What this task involves »
Reproduce each record exactly.

Record list »
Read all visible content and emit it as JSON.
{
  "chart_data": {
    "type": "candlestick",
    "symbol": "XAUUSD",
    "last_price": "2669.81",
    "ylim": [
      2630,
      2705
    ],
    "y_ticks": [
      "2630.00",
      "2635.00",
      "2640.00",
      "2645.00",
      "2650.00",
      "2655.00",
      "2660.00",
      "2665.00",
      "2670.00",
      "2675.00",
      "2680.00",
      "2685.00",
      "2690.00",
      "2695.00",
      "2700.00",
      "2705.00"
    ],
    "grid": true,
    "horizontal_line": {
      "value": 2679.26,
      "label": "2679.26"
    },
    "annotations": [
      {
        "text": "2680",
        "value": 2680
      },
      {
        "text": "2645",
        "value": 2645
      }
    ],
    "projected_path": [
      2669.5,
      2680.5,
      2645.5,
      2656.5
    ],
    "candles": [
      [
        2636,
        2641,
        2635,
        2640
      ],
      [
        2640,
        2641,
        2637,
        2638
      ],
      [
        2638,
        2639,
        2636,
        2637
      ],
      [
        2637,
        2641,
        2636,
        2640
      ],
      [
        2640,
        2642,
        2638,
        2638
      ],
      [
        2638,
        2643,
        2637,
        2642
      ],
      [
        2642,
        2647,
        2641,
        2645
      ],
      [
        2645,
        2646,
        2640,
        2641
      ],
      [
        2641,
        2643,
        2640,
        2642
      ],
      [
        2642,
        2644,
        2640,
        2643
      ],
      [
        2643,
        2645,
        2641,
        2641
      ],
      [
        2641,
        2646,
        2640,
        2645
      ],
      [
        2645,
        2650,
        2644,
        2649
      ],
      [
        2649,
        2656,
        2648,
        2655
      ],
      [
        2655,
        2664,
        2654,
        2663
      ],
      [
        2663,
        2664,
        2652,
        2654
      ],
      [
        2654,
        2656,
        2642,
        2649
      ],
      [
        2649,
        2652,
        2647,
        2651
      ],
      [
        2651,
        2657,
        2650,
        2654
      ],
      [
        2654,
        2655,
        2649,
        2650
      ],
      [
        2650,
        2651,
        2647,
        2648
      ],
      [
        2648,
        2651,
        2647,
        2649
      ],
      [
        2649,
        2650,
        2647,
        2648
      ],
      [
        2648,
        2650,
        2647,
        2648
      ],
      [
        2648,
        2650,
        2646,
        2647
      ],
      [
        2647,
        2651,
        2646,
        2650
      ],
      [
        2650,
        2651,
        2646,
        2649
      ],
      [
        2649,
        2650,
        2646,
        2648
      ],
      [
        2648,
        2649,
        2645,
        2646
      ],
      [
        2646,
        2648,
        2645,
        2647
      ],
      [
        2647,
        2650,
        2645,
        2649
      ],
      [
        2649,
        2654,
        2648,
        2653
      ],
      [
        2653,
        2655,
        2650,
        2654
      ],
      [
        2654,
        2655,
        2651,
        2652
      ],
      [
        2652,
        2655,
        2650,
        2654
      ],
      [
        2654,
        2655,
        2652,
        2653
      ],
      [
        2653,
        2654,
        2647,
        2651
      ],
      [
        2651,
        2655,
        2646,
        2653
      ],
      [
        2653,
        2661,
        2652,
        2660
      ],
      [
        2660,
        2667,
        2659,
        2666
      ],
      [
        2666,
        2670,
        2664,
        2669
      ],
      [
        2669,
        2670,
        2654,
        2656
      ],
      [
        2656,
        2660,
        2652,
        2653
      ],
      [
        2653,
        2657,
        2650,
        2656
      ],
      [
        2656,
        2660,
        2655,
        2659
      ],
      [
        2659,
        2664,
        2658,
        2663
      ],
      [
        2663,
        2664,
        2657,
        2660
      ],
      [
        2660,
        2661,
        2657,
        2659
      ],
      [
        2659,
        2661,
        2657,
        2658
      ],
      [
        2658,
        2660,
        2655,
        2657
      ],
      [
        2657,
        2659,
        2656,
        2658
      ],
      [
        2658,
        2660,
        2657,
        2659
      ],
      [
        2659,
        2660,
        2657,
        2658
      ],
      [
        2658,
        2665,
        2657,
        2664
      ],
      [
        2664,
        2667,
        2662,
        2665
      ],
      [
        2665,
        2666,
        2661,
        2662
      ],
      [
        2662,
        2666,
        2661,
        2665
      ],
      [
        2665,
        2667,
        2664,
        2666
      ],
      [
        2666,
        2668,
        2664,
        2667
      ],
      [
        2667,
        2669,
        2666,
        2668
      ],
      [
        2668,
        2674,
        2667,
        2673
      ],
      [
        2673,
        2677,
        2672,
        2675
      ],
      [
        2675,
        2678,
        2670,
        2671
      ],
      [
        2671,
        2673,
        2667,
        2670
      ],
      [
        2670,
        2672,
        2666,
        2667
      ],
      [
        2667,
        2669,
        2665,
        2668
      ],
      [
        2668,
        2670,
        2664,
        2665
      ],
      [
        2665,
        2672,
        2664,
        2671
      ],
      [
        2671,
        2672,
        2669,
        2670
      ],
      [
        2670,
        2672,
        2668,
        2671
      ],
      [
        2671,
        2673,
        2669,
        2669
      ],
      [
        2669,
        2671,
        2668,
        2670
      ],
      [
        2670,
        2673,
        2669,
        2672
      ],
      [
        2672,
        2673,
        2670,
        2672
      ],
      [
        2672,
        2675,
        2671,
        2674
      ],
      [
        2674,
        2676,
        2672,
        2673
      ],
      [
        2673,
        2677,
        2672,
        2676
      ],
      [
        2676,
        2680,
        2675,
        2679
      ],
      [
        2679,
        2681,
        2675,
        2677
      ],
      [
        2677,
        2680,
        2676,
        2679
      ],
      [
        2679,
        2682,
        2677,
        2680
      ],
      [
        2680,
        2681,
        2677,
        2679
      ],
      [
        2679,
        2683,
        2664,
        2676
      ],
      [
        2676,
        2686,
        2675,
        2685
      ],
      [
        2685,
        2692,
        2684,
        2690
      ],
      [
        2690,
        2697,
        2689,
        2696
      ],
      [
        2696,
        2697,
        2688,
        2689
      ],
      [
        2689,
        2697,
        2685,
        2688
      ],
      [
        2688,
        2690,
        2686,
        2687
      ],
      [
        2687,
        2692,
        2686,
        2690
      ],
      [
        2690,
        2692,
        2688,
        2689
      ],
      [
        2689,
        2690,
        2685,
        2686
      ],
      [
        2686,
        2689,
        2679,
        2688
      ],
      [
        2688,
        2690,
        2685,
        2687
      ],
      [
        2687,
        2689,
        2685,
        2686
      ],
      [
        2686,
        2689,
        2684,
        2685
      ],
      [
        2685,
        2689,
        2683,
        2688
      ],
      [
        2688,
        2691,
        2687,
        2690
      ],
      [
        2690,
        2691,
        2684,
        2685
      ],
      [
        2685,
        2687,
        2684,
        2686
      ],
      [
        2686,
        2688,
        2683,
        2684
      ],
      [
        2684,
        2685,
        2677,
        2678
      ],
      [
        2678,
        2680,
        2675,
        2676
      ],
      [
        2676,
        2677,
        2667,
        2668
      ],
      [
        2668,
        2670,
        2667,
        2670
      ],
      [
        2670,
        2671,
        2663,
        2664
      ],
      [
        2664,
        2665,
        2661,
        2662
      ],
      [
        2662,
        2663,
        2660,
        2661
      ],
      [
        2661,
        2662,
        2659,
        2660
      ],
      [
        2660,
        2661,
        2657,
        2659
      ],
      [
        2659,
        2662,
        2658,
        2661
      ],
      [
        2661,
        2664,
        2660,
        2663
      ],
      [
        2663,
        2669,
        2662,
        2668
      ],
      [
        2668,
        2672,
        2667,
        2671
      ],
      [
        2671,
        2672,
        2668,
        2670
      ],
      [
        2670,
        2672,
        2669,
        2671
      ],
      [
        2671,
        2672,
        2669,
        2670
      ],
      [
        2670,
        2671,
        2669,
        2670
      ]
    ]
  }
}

In response »
Read all visible content and emit it as JSON.
{
  "chart_data": {
    "type": "candlestick",
    "symbol": "XAUUSD",
    "last_price": "2669.81",
    "ylim": [
      2630,
      2705
    ],
    "y_ticks": [
      "2630.00",
      "2635.00",
      "2640.00",
      "2645.00",
      "2650.00",
      "2655.00",
      "2660.00",
      "2665.00",
      "2670.00",
      "2675.00",
      "2680.00",
      "2685.00",
      "2690.00",
      "2695.00",
      "2700.00",
      "2705.00"
    ],
    "grid": true,
    "horizontal_line": {
      "value": 2679.26,
      "label": "2679.26"
    },
    "annotations": [
      {
        "text": "2680",
        "value": 2680
      },
      {
        "text": "2645",
        "value": 2645
      }
    ],
    "projected_path": [
      2669.5,
      2680.5,
      2645.5,
      2656.5
    ],
    "candles": [
      [
        2636,
        2641,
        2635,
        2640
      ],
      [
        2640,
        2641,
        2637,
        2638
      ],
      [
        2638,
        2639,
        2636,
        2637
      ],
      [
        2637,
        2641,
        2636,
        2640
      ],
      [
        2640,
        2642,
        2638,
        2638
      ],
      [
        2638,
        2643,
        2637,
        2642
      ],
      [
        2642,
        2647,
        2641,
        2645
      ],
      [
        2645,
        2646,
        2640,
        2641
      ],
      [
        2641,
        2643,
        2640,
        2642
      ],
      [
        2642,
        2644,
        2640,
        2643
      ],
      [
        2643,
        2645,
        2641,
        2641
      ],
      [
        2641,
        2646,
        2640,
        2645
      ],
      [
        2645,
        2650,
        2644,
        2649
      ],
      [
        2649,
        2656,
        2648,
        2655
      ],
      [
        2655,
        2664,
        2654,
        2663
      ],
      [
        2663,
        2664,
        2652,
        2654
      ],
      [
        2654,
        2656,
        2642,
        2649
      ],
      [
        2649,
        2652,
        2647,
        2651
      ],
      [
        2651,
        2657,
        2650,
        2654
      ],
      [
        2654,
        2655,
        2649,
        2650
      ],
      [
        2650,
        2651,
        2647,
        2648
      ],
      [
        2648,
        2651,
        2647,
        2649
      ],
      [
        2649,
        2650,
        2647,
        2648
      ],
      [
        2648,
        2650,
        2647,
        2648
      ],
      [
        2648,
        2650,
        2646,
        2647
      ],
      [
        2647,
        2651,
        2646,
        2650
      ],
      [
        2650,
        2651,
        2646,
        2649
      ],
      [
        2649,
        2650,
        2646,
        2648
      ],
      [
        2648,
        2649,
        2645,
        2646
      ],
      [
        2646,
        2648,
        2645,
        2647
      ],
      [
        2647,
        2650,
        2645,
        2649
      ],
      [
        2649,
        2654,
        2648,
        2653
      ],
      [
        2653,
        2655,
        2650,
        2654
      ],
      [
        2654,
        2655,
        2651,
        2652
      ],
      [
        2652,
        2655,
        2650,
        2654
      ],
      [
        2654,
        2655,
        2652,
        2653
      ],
      [
        2653,
        2654,
        2647,
        2651
      ],
      [
        2651,
        2655,
        2646,
        2653
      ],
      [
        2653,
        2661,
        2652,
        2660
      ],
      [
        2660,
        2667,
        2659,
        2666
      ],
      [
        2666,
        2670,
        2664,
        2669
      ],
      [
        2669,
        2670,
        2654,
        2656
      ],
      [
        2656,
        2660,
        2652,
        2653
      ],
      [
        2653,
        2657,
        2650,
        2656
      ],
      [
        2656,
        2660,
        2655,
        2659
      ],
      [
        2659,
        2664,
        2658,
        2663
      ],
      [
        2663,
        2664,
        2657,
        2660
      ],
      [
        2660,
        2661,
        2657,
        2659
      ],
      [
        2659,
        2661,
        2657,
        2658
      ],
      [
        2658,
        2660,
        2655,
        2657
      ],
      [
        2657,
        2659,
        2656,
        2658
      ],
      [
        2658,
        2660,
        2657,
        2659
      ],
      [
        2659,
        2660,
        2657,
        2658
      ],
      [
        2658,
        2665,
        2657,
        2664
      ],
      [
        2664,
        2667,
        2662,
        2665
      ],
      [
        2665,
        2666,
        2661,
        2662
      ],
      [
        2662,
        2666,
        2661,
        2665
      ],
      [
        2665,
        2667,
        2664,
        2666
      ],
      [
        2666,
        2668,
        2664,
        2667
      ],
      [
        2667,
        2669,
        2666,
        2668
      ],
      [
        2668,
        2674,
        2667,
        2673
      ],
      [
        2673,
        2677,
        2672,
        2675
      ],
      [
        2675,
        2678,
        2670,
        2671
      ],
      [
        2671,
        2673,
        2667,
        2670
      ],
      [
        2670,
        2672,
        2666,
        2667
      ],
      [
        2667,
        2669,
        2665,
        2668
      ],
      [
        2668,
        2670,
        2664,
        2665
      ],
      [
        2665,
        2672,
        2664,
        2671
      ],
      [
        2671,
        2672,
        2669,
        2670
      ],
      [
        2670,
        2672,
        2668,
        2671
      ],
      [
        2671,
        2673,
        2669,
        2669
      ],
      [
        2669,
        2671,
        2668,
        2670
      ],
      [
        2670,
        2673,
        2669,
        2672
      ],
      [
        2672,
        2673,
        2670,
        2672
      ],
      [
        2672,
        2675,
        2671,
        2674
      ],
      [
        2674,
        2676,
        2672,
        2673
      ],
      [
        2673,
        2677,
        2672,
        2676
      ],
      [
        2676,
        2680,
        2675,
        2679
      ],
      [
        2679,
        2681,
        2675,
        2677
      ],
      [
        2677,
        2680,
        2676,
        2679
      ],
      [
        2679,
        2682,
        2677,
        2680
      ],
      [
        2680,
        2681,
        2677,
        2679
      ],
      [
        2679,
        2683,
        2664,
        2676
      ],
      [
        2676,
        2686,
        2675,
        2685
      ],
      [
        2685,
        2692,
        2684,
        2690
      ],
      [
        2690,
        2697,
        2689,
        2696
      ],
      [
        2696,
        2697,
        2688,
        2689
      ],
      [
        2689,
        2697,
        2685,
        2688
      ],
      [
        2688,
        2690,
        2686,
        2687
      ],
      [
        2687,
        2692,
        2686,
        2690
      ],
      [
        2690,
        2692,
        2688,
        2689
      ],
      [
        2689,
        2690,
        2685,
        2686
      ],
      [
        2686,
        2689,
        2679,
        2688
      ],
      [
        2688,
        2690,
        2685,
        2687
      ],
      [
        2687,
        2689,
        2685,
        2686
      ],
      [
        2686,
        2689,
        2684,
        2685
      ],
      [
        2685,
        2689,
        2683,
        2688
      ],
      [
        2688,
        2691,
        2687,
        2690
      ],
      [
        2690,
        2691,
        2684,
        2685
      ],
      [
        2685,
        2687,
        2684,
        2686
      ],
      [
        2686,
        2688,
        2683,
        2684
      ],
      [
        2684,
        2685,
        2677,
        2678
      ],
      [
        2678,
        2680,
        2675,
        2676
      ],
      [
        2676,
        2677,
        2667,
        2668
      ],
      [
        2668,
        2670,
        2667,
        2670
      ],
      [
        2670,
        2671,
        2663,
        2664
      ],
      [
        2664,
        2665,
        2661,
        2662
      ],
      [
        2662,
        2663,
        2660,
        2661
      ],
      [
        2661,
        2662,
        2659,
        2660
      ],
      [
        2660,
        2661,
        2657,
        2659
      ],
      [
        2659,
        2662,
        2658,
        2661
      ],
      [
        2661,
        2664,
        2660,
        2663
      ],
      [
        2663,
        2669,
        2662,
        2668
      ],
      [
        2668,
        2672,
        2667,
        2671
      ],
      [
        2671,
        2672,
        2668,
        2670
      ],
      [
        2670,
        2672,
        2669,
        2671
      ],
      [
        2671,
        2672,
        2669,
        2670
      ],
      [
        2670,
        2671,
        2669,
        2670
      ]
    ]
  }
}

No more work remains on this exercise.